* Begin Data listing *

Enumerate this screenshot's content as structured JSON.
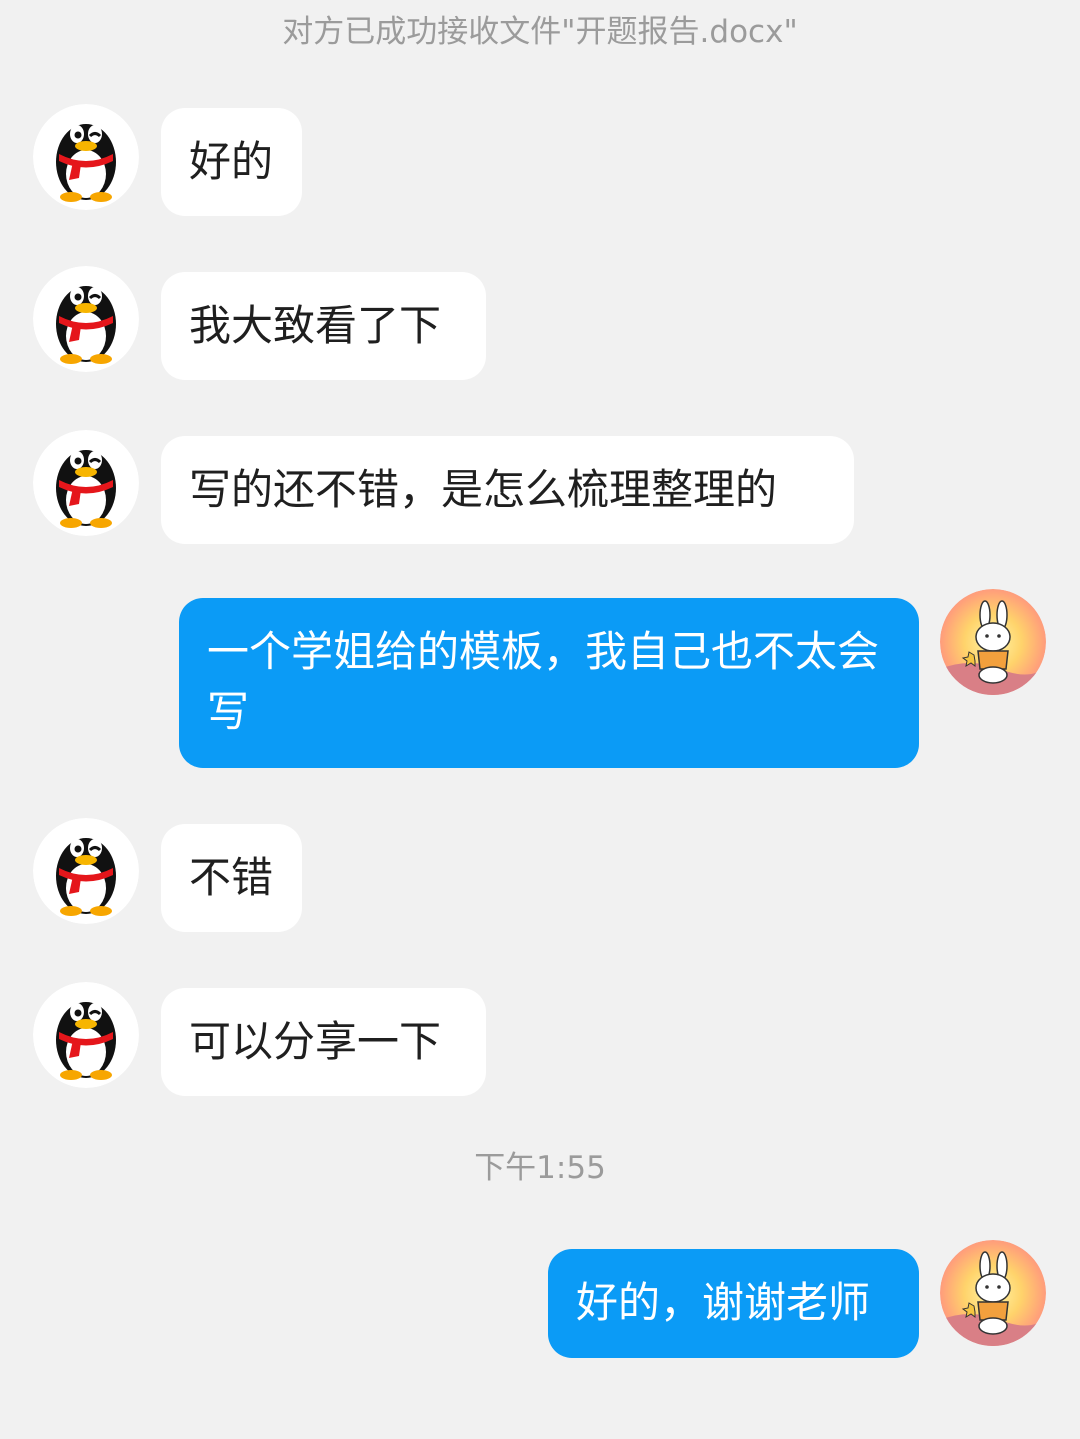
{
  "system_notice": "对方已成功接收文件\"开题报告.docx\"",
  "timestamp": "下午1:55",
  "colors": {
    "background": "#f1f1f1",
    "incoming_bubble": "#ffffff",
    "outgoing_bubble": "#0b9bf6",
    "system_text": "#9b9b9b"
  },
  "avatars": {
    "contact": "qq-penguin-avatar",
    "self": "bunny-sunset-avatar"
  },
  "messages": [
    {
      "sender": "contact",
      "text": "好的"
    },
    {
      "sender": "contact",
      "text": "我大致看了下"
    },
    {
      "sender": "contact",
      "text": "写的还不错，是怎么梳理整理的"
    },
    {
      "sender": "self",
      "text": "一个学姐给的模板，我自己也不太会写"
    },
    {
      "sender": "contact",
      "text": "不错"
    },
    {
      "sender": "contact",
      "text": "可以分享一下"
    },
    {
      "sender": "self",
      "text": "好的，谢谢老师"
    }
  ]
}
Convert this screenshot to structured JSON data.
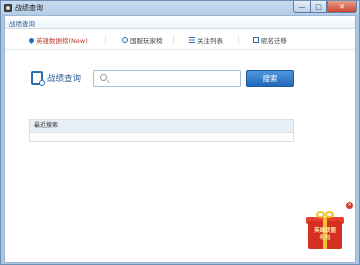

* End Data listing *

What you are asked to do |
Copy out all of the data word for word. Do not carry over any picture.

Correct output |
Enumerate this screenshot's content as structured JSON.
{
  "system_notice": "对方已成功接收文件\"开题报告.docx\"",
  "timestamp": "下午1:55",
  "colors": {
    "background": "#f1f1f1",
    "incoming_bubble": "#ffffff",
    "outgoing_bubble": "#0b9bf6",
    "system_text": "#9b9b9b"
  },
  "avatars": {
    "contact": "qq-penguin-avatar",
    "self": "bunny-sunset-avatar"
  },
  "messages": [
    {
      "sender": "contact",
      "text": "好的"
    },
    {
      "sender": "contact",
      "text": "我大致看了下"
    },
    {
      "sender": "contact",
      "text": "写的还不错，是怎么梳理整理的"
    },
    {
      "sender": "self",
      "text": "一个学姐给的模板，我自己也不太会写"
    },
    {
      "sender": "contact",
      "text": "不错"
    },
    {
      "sender": "contact",
      "text": "可以分享一下"
    },
    {
      "sender": "self",
      "text": "好的，谢谢老师"
    }
  ]
}
Convert this screenshot to structured JSON data.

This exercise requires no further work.